Exercise instructions: Reproduce each of the lines below verbatim, in the same order and with no changes.
──────
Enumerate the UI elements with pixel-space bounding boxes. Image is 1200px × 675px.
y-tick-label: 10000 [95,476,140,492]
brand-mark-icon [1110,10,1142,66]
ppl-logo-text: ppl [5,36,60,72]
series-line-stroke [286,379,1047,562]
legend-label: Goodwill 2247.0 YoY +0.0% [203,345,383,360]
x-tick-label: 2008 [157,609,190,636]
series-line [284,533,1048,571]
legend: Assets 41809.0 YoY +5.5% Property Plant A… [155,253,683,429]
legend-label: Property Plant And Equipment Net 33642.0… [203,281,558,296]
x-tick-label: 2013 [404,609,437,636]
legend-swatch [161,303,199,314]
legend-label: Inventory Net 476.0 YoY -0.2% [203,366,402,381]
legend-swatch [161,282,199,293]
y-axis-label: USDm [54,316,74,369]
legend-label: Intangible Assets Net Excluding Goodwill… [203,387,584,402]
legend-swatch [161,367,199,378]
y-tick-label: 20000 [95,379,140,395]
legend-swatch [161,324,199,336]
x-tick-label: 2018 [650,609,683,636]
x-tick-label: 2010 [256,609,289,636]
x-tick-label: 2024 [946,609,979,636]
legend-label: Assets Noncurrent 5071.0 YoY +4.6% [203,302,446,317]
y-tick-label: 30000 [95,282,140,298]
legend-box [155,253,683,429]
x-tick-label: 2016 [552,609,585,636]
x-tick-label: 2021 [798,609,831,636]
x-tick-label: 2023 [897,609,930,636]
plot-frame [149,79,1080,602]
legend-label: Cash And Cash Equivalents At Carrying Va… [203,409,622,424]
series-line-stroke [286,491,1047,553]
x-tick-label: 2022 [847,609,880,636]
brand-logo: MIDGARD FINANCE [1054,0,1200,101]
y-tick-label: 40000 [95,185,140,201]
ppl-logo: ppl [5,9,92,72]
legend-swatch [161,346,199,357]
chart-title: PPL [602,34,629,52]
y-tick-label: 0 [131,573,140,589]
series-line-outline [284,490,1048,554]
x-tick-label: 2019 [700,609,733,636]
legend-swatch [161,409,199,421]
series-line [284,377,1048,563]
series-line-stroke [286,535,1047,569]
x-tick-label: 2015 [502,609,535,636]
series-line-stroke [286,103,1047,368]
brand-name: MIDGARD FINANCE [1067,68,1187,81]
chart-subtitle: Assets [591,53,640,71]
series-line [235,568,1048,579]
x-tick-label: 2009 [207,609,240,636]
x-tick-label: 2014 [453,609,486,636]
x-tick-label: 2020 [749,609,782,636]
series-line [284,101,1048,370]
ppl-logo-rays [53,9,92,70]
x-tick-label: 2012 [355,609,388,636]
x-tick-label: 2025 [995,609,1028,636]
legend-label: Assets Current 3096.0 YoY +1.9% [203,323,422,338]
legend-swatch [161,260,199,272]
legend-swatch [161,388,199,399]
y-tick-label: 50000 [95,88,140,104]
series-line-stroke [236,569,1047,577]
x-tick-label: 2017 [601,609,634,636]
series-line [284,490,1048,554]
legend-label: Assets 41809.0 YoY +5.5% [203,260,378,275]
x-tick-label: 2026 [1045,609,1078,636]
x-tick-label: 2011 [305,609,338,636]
──────
Completed task:
Enumerate the UI elements with pixel-space bounding boxes. Image is 1200px × 675px.
y-tick-label: 10000 [95,476,140,492]
brand-mark-icon [1110,10,1142,66]
ppl-logo-text: ppl [5,36,60,72]
series-line-stroke [286,379,1047,562]
legend-label: Goodwill 2247.0 YoY +0.0% [203,345,383,360]
x-tick-label: 2008 [157,609,190,636]
series-line [284,533,1048,571]
legend: Assets 41809.0 YoY +5.5% Property Plant A… [155,253,683,429]
legend-label: Property Plant And Equipment Net 33642.0… [203,281,558,296]
x-tick-label: 2013 [404,609,437,636]
legend-swatch [161,303,199,314]
legend-label: Inventory Net 476.0 YoY -0.2% [203,366,402,381]
legend-swatch [161,282,199,293]
y-axis-label: USDm [54,316,74,369]
legend-label: Intangible Assets Net Excluding Goodwill… [203,387,584,402]
legend-swatch [161,367,199,378]
y-tick-label: 20000 [95,379,140,395]
legend-swatch [161,324,199,336]
x-tick-label: 2018 [650,609,683,636]
x-tick-label: 2010 [256,609,289,636]
x-tick-label: 2024 [946,609,979,636]
legend-label: Assets Noncurrent 5071.0 YoY +4.6% [203,302,446,317]
y-tick-label: 30000 [95,282,140,298]
legend-box [155,253,683,429]
x-tick-label: 2016 [552,609,585,636]
x-tick-label: 2021 [798,609,831,636]
x-tick-label: 2023 [897,609,930,636]
plot-frame [149,79,1080,602]
legend-label: Cash And Cash Equivalents At Carrying Va… [203,409,622,424]
series-line-stroke [286,491,1047,553]
x-tick-label: 2022 [847,609,880,636]
brand-logo: MIDGARD FINANCE [1054,0,1200,101]
y-tick-label: 40000 [95,185,140,201]
ppl-logo: ppl [5,9,92,72]
legend-swatch [161,346,199,357]
chart-title: PPL [602,34,629,52]
y-tick-label: 0 [131,573,140,589]
series-line-outline [284,490,1048,554]
x-tick-label: 2019 [700,609,733,636]
legend-swatch [161,409,199,421]
series-line [284,377,1048,563]
series-line-stroke [286,535,1047,569]
x-tick-label: 2015 [502,609,535,636]
series-line-stroke [286,103,1047,368]
brand-name: MIDGARD FINANCE [1067,68,1187,81]
chart-subtitle: Assets [591,53,640,71]
series-line [235,568,1048,579]
x-tick-label: 2009 [207,609,240,636]
x-tick-label: 2014 [453,609,486,636]
x-tick-label: 2020 [749,609,782,636]
series-line [284,101,1048,370]
ppl-logo-rays [53,9,92,70]
x-tick-label: 2012 [355,609,388,636]
x-tick-label: 2025 [995,609,1028,636]
legend-label: Assets Current 3096.0 YoY +1.9% [203,323,422,338]
legend-swatch [161,260,199,272]
legend-swatch [161,388,199,399]
y-tick-label: 50000 [95,88,140,104]
series-line-stroke [236,569,1047,577]
x-tick-label: 2017 [601,609,634,636]
series-line [284,490,1048,554]
legend-label: Assets 41809.0 YoY +5.5% [203,260,378,275]
x-tick-label: 2026 [1045,609,1078,636]
x-tick-label: 2011 [305,609,338,636]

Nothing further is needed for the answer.